*EXERCISE OBJECTIVE*:
Your job is to restate each entry word for word.

+++++

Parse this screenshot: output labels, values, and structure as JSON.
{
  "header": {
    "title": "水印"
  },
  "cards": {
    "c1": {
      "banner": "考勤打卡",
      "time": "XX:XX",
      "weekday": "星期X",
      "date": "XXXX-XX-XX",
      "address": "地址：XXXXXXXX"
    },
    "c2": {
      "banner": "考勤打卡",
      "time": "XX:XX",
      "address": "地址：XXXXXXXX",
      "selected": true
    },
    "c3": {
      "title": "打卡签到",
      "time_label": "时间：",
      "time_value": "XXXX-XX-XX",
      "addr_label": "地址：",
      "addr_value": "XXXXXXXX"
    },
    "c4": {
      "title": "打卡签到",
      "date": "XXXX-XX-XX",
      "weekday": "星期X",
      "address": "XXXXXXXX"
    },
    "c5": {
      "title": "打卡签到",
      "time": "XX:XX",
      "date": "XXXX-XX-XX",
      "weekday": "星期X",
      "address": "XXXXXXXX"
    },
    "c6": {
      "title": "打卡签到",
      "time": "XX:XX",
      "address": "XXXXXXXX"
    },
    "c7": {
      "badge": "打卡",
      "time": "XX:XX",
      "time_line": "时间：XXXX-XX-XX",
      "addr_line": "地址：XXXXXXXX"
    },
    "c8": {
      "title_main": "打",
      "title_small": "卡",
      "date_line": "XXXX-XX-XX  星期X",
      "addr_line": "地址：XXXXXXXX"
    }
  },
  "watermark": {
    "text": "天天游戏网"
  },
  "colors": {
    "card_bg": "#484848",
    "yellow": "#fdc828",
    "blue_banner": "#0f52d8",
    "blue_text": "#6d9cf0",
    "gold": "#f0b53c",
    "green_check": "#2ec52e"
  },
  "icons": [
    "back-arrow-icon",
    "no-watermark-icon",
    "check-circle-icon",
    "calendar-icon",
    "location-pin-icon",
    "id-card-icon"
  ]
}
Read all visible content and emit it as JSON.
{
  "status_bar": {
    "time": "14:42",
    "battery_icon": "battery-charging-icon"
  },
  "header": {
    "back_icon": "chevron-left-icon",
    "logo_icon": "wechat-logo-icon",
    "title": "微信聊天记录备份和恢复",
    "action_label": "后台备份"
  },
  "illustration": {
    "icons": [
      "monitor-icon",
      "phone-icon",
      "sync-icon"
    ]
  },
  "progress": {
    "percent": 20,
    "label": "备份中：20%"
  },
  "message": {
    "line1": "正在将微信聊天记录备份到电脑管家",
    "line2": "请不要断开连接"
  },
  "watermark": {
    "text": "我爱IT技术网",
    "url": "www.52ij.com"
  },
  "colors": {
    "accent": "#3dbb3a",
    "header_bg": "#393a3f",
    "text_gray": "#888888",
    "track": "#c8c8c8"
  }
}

+++++

*EXERCISE OUTPUT*:
Parse this screenshot: output labels, values, and structure as JSON.
{
  "header": {
    "title": "水印"
  },
  "cards": {
    "c1": {
      "banner": "考勤打卡",
      "time": "XX:XX",
      "weekday": "星期X",
      "date": "XXXX-XX-XX",
      "address": "地址：XXXXXXXX"
    },
    "c2": {
      "banner": "考勤打卡",
      "time": "XX:XX",
      "address": "地址：XXXXXXXX",
      "selected": true
    },
    "c3": {
      "title": "打卡签到",
      "time_label": "时间：",
      "time_value": "XXXX-XX-XX",
      "addr_label": "地址：",
      "addr_value": "XXXXXXXX"
    },
    "c4": {
      "title": "打卡签到",
      "date": "XXXX-XX-XX",
      "weekday": "星期X",
      "address": "XXXXXXXX"
    },
    "c5": {
      "title": "打卡签到",
      "time": "XX:XX",
      "date": "XXXX-XX-XX",
      "weekday": "星期X",
      "address": "XXXXXXXX"
    },
    "c6": {
      "title": "打卡签到",
      "time": "XX:XX",
      "address": "XXXXXXXX"
    },
    "c7": {
      "badge": "打卡",
      "time": "XX:XX",
      "time_line": "时间：XXXX-XX-XX",
      "addr_line": "地址：XXXXXXXX"
    },
    "c8": {
      "title_main": "打",
      "title_small": "卡",
      "date_line": "XXXX-XX-XX  星期X",
      "addr_line": "地址：XXXXXXXX"
    }
  },
  "watermark": {
    "text": "天天游戏网"
  },
  "colors": {
    "card_bg": "#484848",
    "yellow": "#fdc828",
    "blue_banner": "#0f52d8",
    "blue_text": "#6d9cf0",
    "gold": "#f0b53c",
    "green_check": "#2ec52e"
  },
  "icons": [
    "back-arrow-icon",
    "no-watermark-icon",
    "check-circle-icon",
    "calendar-icon",
    "location-pin-icon",
    "id-card-icon"
  ]
}
Read all visible content and emit it as JSON.
{
  "status_bar": {
    "time": "14:42",
    "battery_icon": "battery-charging-icon"
  },
  "header": {
    "back_icon": "chevron-left-icon",
    "logo_icon": "wechat-logo-icon",
    "title": "微信聊天记录备份和恢复",
    "action_label": "后台备份"
  },
  "illustration": {
    "icons": [
      "monitor-icon",
      "phone-icon",
      "sync-icon"
    ]
  },
  "progress": {
    "percent": 20,
    "label": "备份中：20%"
  },
  "message": {
    "line1": "正在将微信聊天记录备份到电脑管家",
    "line2": "请不要断开连接"
  },
  "watermark": {
    "text": "我爱IT技术网",
    "url": "www.52ij.com"
  },
  "colors": {
    "accent": "#3dbb3a",
    "header_bg": "#393a3f",
    "text_gray": "#888888",
    "track": "#c8c8c8"
  }
}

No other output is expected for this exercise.